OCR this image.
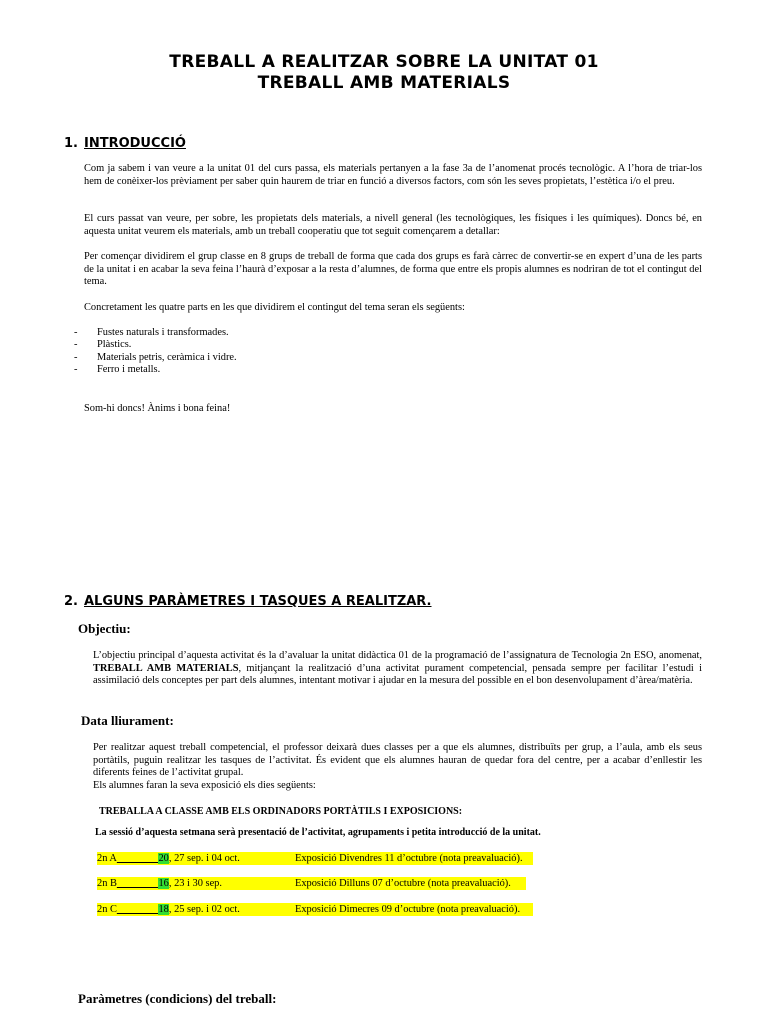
TREBALL A REALITZAR SOBRE LA UNITAT 01
TREBALL AMB MATERIALS
1. INTRODUCCIÓ
Com ja sabem i van veure a la unitat 01 del curs passa, els materials pertanyen a la fase 3a de l’anomenat procés tecnològic. A l’hora de triar-los hem de conèixer-los prèviament per saber quin haurem de triar en funció a diversos factors, com són les seves propietats, l’estètica i/o el preu.
El curs passat van veure, per sobre, les propietats dels materials, a nivell general (les tecnològiques, les físiques i les químiques). Doncs bé, en aquesta unitat veurem els materials, amb un treball cooperatiu que tot seguit començarem a detallar:
Per començar dividirem el grup classe en 8 grups de treball de forma que cada dos grups es farà càrrec de convertir-se en expert d’una de les parts de la unitat i en acabar la seva feina l’haurà d’exposar a la resta d’alumnes, de forma que entre els propis alumnes es nodriran de tot el contingut del tema.
Concretament les quatre parts en les que dividirem el contingut del tema seran els següents:
- Fustes naturals i transformades.
- Plàstics.
- Materials petris, ceràmica i vidre.
- Ferro i metalls.
Som-hi doncs! Ànims i bona feina!
2. ALGUNS PARÀMETRES I TASQUES A REALITZAR.
Objectiu:
L’objectiu principal d’aquesta activitat és la d’avaluar la unitat didàctica 01 de la programació de l’assignatura de Tecnologia 2n ESO, anomenat, TREBALL AMB MATERIALS, mitjançant la realització d’una activitat purament competencial, pensada sempre per facilitar l’estudi i assimilació dels conceptes per part dels alumnes, intentant motivar i ajudar en la mesura del possible en el bon desenvolupament d’àrea/matèria.
Data lliurament:
Per realitzar aquest treball competencial, el professor deixarà dues classes per a que els alumnes, distribuïts per grup, a l’aula, amb els seus portàtils, puguin realitzar les tasques de l’activitat. És evident que els alumnes hauran de quedar fora del centre, per a acabar d’enllestir les diferents feines de l’activitat grupal.
Els alumnes faran la seva exposició els dies següents:
TREBALLA A CLASSE AMB ELS ORDINADORS PORTÀTILS I EXPOSICIONS:
La sessió d’aquesta setmana serà presentació de l’activitat, agrupaments i petita introducció de la unitat.
2n A________20, 27 sep. i 04 oct.	Exposició Divendres 11 d’octubre (nota preavaluació).
2n B________16, 23 i 30 sep.	Exposició Dilluns 07 d’octubre (nota preavaluació).
2n C________18, 25 sep. i 02 oct.	Exposició Dimecres 09 d’octubre (nota preavaluació).
Paràmetres (condicions) del treball:
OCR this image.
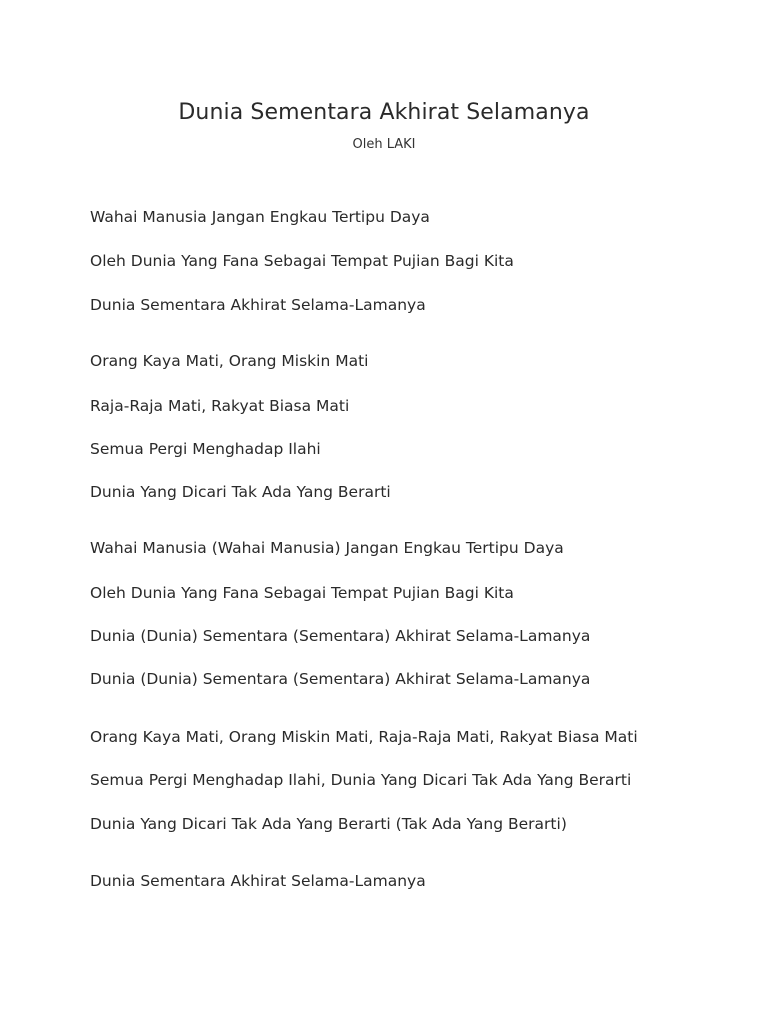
Dunia Sementara Akhirat Selamanya
Oleh LAKI
Wahai Manusia Jangan Engkau Tertipu Daya
Oleh Dunia Yang Fana Sebagai Tempat Pujian Bagi Kita
Dunia Sementara Akhirat Selama-Lamanya
Orang Kaya Mati, Orang Miskin Mati
Raja-Raja Mati, Rakyat Biasa Mati
Semua Pergi Menghadap Ilahi
Dunia Yang Dicari Tak Ada Yang Berarti
Wahai Manusia (Wahai Manusia) Jangan Engkau Tertipu Daya
Oleh Dunia Yang Fana Sebagai Tempat Pujian Bagi Kita
Dunia (Dunia) Sementara (Sementara) Akhirat Selama-Lamanya
Dunia (Dunia) Sementara (Sementara) Akhirat Selama-Lamanya
Orang Kaya Mati, Orang Miskin Mati, Raja-Raja Mati, Rakyat Biasa Mati
Semua Pergi Menghadap Ilahi, Dunia Yang Dicari Tak Ada Yang Berarti
Dunia Yang Dicari Tak Ada Yang Berarti (Tak Ada Yang Berarti)
Dunia Sementara Akhirat Selama-Lamanya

---+---

Within the listing, how many lines hold the word "Miskin"? Only the number is to be given.

● **COMPLETED TASK**: 2